Puis en 2017, à Meknès, une autre association masculine a été fondée, l’«Association Marocaine pour la Défense des Droits des Hommes Victimes de la Violence Féminine ». Parmi les fondateurs de cette association, une femme qui répond au nom de Fatima et qui explique que le but de l’association est de défendre les hommes victimes, surtout que « nous constatons l’absence de gens qui défendent les hommes victimes de la violence (féminine) ».
Dans une de ses déclarations, le président de l’association affirme que « la pension alimentaire est un bienfait pour les femmes et une prison pour les hommes ». Il estime que le versement de la pension alimentaire à l’épouse répudiée avec enfants est une prison pour les hommes, une violence économique contre les hommes. Cette pension alimentaire est prévue par le « Code de la famille » et son non-versement sans motif valable peut conduire l’homme à la prison. La critique de la pension alimentaire qui est un droit de la femme est donc une critique du féminisme du « Code de la Famille ». Rejeter ce code en estimant qu’il est injuste à l’égard des hommes, c’est tomber dans le masculinisme. L’association affirme qu’elle reçoit chaque mois 150 hommes victimes de violences féminines sous forme d’insultes, de coups, de sorcellerie et de fausses accusations de violence. Des épouses exercent également une violence sexuelle contre le mari sans que le rapport ne donne des précisions à ce sujet. Certaines d’entre elles ne répondraient aux désirs sexuels de leurs maris que contre une compensation morale ou financière. Là encore, ce sont des formes patriarcales de violence féminine sans qu’elles soient pour autant fondées sur le genre, sur une relation de pouvoir des femmes sur les hommes. La violence féminine (à l’égard des hommes) n’est pas structurelle : elle n’est ni nécessaire au fonctionnement de l’ordre patriarcal ni intégrée à une stratégie féministe qui tente de miner cet ordre. Elle est une violence beaucoup moins importante, voire périphérique.
Une violence féminine mineure et sans portée subversive
L’importance de l’enquête du HCP et des rapports des associations « masculinistes » réside, malgré leur naïveté épistémologique, dans la démystification d’une image sociale encore dominante selon laquelle les femmes seraient douces, tendres et dociles. La violence qu’elles exercent contre leur partenaire intime relèverait alors d’un désordre hormonal ou psychique qui nécessite une prise en charge, des soins. Au mieux, certains y voient une réaction humorale contre la domination masculine. C’est pour dire que les femmes seraient violentes par réaction à l’emprise des hommes qui les dominent et qui les maltraitent, sans pour autant voir dans cette réaction violente une possible dimension politique.

__Données__

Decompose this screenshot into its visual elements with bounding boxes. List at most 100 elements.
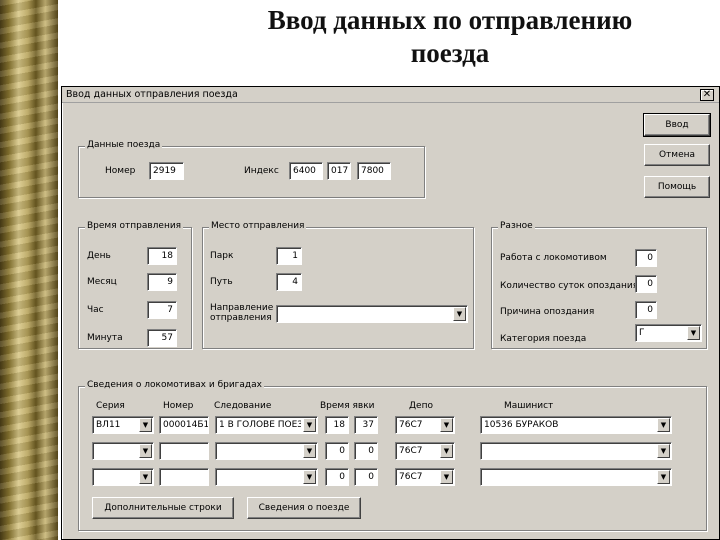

__Consigne__
Recopiez le passage du texte source sur la violence féminine, depuis « Une violence féminine » jusqu'à « possible dimension politique. » inclus.

__Réponse__
Une violence féminine mineure et sans portée subversive
L’importance de l’enquête du HCP et des rapports des associations « masculinistes » réside, malgré leur naïveté épistémologique, dans la démystification d’une image sociale encore dominante selon laquelle les femmes seraient douces, tendres et dociles. La violence qu’elles exercent contre leur partenaire intime relèverait alors d’un désordre hormonal ou psychique qui nécessite une prise en charge, des soins. Au mieux, certains y voient une réaction humorale contre la domination masculine. C’est pour dire que les femmes seraient violentes par réaction à l’emprise des hommes qui les dominent et qui les maltraitent, sans pour autant voir dans cette réaction violente une possible dimension politique.